**EXTRACTED TEXT:**
- - - - -

Recombinant human TNF produced in Escherichia coli by recombinant DNA technology was purchased from R&D Systems. TNF (2 μg) was dissolved in 0.1 ml of PBS and injected intravenously to TLR3−/− mice 36 h after EMCV infection (50 pfu/mouse). TLR3+/+ mice treated with PBS (0.1 ml) served as controls. This dose of TNF has been shown to increase survival of TNF−/− mice when administered 6 h after EMCV infection (27).
All values are expressed as means ± SE. A Kaplan-Meier log-rank analysis with a post hoc Holm-Sidak test for pairwise comparisons (7 and 14 days) was used to compare survival curves among TLR3+/+, TLR3+/−, and TLR3−/− mice. A two-way ANOVA was used to test for differences in EMCV-induced cytokine and chemokine expression, as well as viral load. Where appropriate, post hoc testing was performed using Fisher’s protected least significant difference (PLSD) test to detect mean differences between groups. Cardiac histopathological scores were examined using the Mann-Whitney test. Significant differences were considered to exist at P < 0.05.
TLR3−/− mice have decreased survival following EMCV infection.
To test whether TLR3 is functionally important during infection with EMCV, we infected TLR3−/− mice (n = 17) and TLR3+/+ mice (littermates; n = 17) with a myocarditic variant of EMCV. The survival curves for the EMCV-infected TLR3+/+ and TLR3−/− mice were similar for days 1 and 2 after infection. As shown in Fig. 1A, there were no deaths in either group until days 3 and 4, at which point there was a significant decrease (P < 0.05) in survival rate in TLR3−/− mice. That is, 80% of EMCV-infected TLR3−/− mice died within 4 days of inoculation. Beyond the tenth day of infection, the survival curves for the TLR3+/+ and TLR3−/− mice continued to diverge. That is, whereas the survival curve for the TLR3+/+ mice showed no further increase in mortality beyond day 10, there was a continued progressive decrease in survival in TLR3−/− mice from day 10 to day 14. Kaplan-Meier analysis showed that there was a significant (P < 0.001) difference in survival between EMCV-infected TLR3−/− and TLR3+/+ mice. When post hoc analysis was confined to the first 7 days after EMCV infection, a significant survival difference (P < 0.0001) was observed between TLR3−/− and TLR3+/+ mice. A gene-dose effect was noted when TLR3+/− mice were challenged with EMCV. That is, the mortality of TLR3+/− mice (n = 15) at day 7 was significantly greater (P < 0.05) than in TLR3+/+ mice, but it was only 50% of that in TLR3−/− mice. Post hoc analysis at 14 days after EMCV infection revealed a significant survival difference (P < 0.0001) only between EMCV-infected TLR3−/− and TLR3+/+ mice. These data clearly demonstrate that TLR3 is important in host defense against EMCV and that in the absence of TLR3, infection is associated with rapid and increased mortality.
Myocardial EMCV replication.

- - - - -

**DATA SUPPLIED:**
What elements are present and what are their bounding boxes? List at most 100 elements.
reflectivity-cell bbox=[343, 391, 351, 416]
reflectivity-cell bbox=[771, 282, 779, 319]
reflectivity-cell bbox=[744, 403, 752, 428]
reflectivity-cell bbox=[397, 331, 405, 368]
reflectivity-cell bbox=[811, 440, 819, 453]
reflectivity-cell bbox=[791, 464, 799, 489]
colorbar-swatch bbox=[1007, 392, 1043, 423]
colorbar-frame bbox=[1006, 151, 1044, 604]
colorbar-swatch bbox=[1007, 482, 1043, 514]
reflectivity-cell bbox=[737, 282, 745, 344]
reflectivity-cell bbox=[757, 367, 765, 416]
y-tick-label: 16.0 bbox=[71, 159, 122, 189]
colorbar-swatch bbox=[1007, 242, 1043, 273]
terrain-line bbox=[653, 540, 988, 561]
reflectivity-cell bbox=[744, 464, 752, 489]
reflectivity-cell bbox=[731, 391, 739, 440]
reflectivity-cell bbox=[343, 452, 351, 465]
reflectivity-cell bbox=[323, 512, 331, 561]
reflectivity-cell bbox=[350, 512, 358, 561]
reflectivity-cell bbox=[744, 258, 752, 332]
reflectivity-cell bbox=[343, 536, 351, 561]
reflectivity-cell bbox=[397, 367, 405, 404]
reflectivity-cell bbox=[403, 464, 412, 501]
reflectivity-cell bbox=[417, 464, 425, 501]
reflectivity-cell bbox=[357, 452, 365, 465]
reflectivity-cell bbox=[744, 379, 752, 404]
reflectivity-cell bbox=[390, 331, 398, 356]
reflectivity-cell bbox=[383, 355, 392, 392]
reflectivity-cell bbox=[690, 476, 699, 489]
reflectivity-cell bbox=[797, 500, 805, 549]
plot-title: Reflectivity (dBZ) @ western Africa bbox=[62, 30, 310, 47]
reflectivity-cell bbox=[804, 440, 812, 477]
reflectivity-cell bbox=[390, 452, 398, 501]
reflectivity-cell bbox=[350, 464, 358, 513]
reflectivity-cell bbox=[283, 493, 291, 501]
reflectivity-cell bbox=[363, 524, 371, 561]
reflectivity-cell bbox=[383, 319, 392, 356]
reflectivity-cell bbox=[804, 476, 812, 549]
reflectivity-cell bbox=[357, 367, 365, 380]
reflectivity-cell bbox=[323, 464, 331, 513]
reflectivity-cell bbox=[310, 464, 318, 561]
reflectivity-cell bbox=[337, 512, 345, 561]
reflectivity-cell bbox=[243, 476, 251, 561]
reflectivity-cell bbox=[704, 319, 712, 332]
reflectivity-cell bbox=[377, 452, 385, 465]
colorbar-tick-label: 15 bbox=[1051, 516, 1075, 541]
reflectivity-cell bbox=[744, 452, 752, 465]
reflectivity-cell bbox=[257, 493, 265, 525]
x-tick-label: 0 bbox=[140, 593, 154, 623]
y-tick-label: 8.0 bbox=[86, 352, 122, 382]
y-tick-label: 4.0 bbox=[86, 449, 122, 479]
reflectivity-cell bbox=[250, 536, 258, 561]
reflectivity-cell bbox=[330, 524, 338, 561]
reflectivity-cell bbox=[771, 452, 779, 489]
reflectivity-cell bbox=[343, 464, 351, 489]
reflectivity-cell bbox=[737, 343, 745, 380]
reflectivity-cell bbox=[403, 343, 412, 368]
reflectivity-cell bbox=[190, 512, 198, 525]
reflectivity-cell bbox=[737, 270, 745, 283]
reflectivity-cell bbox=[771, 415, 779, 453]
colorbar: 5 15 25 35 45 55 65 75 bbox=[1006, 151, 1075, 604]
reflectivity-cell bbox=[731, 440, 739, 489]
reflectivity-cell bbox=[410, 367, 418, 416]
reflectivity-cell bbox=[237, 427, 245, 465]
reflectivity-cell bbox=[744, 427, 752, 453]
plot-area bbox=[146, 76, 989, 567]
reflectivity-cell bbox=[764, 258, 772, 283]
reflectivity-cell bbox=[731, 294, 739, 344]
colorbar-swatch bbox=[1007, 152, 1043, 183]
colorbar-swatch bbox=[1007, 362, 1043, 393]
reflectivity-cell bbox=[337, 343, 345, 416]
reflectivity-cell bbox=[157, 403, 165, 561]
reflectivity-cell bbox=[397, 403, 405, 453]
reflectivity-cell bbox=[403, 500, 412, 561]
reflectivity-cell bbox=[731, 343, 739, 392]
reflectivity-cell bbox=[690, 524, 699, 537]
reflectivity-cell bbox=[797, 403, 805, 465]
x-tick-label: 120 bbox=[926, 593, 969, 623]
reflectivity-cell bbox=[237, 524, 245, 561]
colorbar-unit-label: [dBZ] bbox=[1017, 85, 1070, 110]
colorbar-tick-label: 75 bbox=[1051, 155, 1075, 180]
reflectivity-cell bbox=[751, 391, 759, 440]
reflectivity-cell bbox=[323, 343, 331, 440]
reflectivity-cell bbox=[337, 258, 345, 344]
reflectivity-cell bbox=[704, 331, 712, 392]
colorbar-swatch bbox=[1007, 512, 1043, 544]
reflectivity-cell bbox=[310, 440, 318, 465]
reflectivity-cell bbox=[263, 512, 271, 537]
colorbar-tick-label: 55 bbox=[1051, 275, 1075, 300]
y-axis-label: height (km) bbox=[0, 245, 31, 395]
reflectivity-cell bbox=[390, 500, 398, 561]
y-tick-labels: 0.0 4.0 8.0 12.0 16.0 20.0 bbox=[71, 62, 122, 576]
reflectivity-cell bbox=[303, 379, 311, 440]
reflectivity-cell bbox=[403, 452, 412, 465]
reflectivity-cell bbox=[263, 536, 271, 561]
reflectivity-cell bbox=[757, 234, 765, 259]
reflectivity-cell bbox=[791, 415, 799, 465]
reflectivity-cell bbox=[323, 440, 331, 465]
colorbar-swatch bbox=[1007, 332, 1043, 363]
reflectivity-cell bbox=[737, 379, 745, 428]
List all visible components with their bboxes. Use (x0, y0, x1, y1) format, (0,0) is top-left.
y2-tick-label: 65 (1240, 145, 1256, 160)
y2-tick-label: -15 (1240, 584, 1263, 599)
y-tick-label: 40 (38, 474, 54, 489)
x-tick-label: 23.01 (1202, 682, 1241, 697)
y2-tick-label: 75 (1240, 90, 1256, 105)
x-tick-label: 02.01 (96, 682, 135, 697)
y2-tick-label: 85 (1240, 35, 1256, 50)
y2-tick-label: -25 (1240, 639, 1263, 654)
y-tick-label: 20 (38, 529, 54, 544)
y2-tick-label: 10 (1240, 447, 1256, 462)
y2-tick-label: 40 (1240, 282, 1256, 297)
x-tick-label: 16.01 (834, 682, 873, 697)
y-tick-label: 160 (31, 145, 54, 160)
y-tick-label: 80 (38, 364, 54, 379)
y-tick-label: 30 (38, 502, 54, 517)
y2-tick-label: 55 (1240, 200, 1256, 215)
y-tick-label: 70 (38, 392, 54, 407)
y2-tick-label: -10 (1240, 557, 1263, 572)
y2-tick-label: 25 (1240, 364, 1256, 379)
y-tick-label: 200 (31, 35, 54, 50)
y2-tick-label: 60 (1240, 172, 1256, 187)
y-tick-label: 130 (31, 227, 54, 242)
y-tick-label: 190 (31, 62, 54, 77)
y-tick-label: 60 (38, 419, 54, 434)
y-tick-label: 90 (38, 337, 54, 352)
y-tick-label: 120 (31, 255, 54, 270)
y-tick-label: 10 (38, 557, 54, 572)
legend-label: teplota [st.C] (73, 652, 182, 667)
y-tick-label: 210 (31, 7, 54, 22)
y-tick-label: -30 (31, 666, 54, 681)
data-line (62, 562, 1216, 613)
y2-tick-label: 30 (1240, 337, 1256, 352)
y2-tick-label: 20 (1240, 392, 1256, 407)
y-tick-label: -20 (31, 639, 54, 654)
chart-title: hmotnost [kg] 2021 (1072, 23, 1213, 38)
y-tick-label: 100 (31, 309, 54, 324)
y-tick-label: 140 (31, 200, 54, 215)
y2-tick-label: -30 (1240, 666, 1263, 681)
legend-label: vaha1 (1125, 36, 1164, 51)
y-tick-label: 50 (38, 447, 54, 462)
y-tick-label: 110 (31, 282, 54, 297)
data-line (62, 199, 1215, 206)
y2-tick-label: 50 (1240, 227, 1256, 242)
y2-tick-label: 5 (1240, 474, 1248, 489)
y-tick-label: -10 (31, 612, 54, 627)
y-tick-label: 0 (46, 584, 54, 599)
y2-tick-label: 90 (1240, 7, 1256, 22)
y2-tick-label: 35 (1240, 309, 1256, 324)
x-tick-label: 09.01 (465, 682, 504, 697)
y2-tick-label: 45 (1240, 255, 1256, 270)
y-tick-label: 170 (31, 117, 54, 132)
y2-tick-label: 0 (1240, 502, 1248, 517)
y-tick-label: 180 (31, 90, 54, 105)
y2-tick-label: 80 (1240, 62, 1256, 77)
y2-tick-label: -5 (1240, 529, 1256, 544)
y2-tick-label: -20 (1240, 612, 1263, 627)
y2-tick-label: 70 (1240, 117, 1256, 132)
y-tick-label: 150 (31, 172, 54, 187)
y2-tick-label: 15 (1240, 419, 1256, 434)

- - - - -

**WHAT THIS EXERCISE ASKS:**
a) In the TLR3 passage, which test was used to examine cardiac histopathological scores?
b) Reproduce everything in the TLR3 passage from "Recombinant human TNF" down to "EMCV infection (27).".

**YOUR WRITTEN ANSWERS:**
a) The Mann-Whitney test.

b)
Recombinant human TNF produced in Escherichia coli by recombinant DNA technology was purchased from R&D Systems. TNF (2 μg) was dissolved in 0.1 ml of PBS and injected intravenously to TLR3−/− mice 36 h after EMCV infection (50 pfu/mouse). TLR3+/+ mice treated with PBS (0.1 ml) served as controls. This dose of TNF has been shown to increase survival of TNF−/− mice when administered 6 h after EMCV infection (27).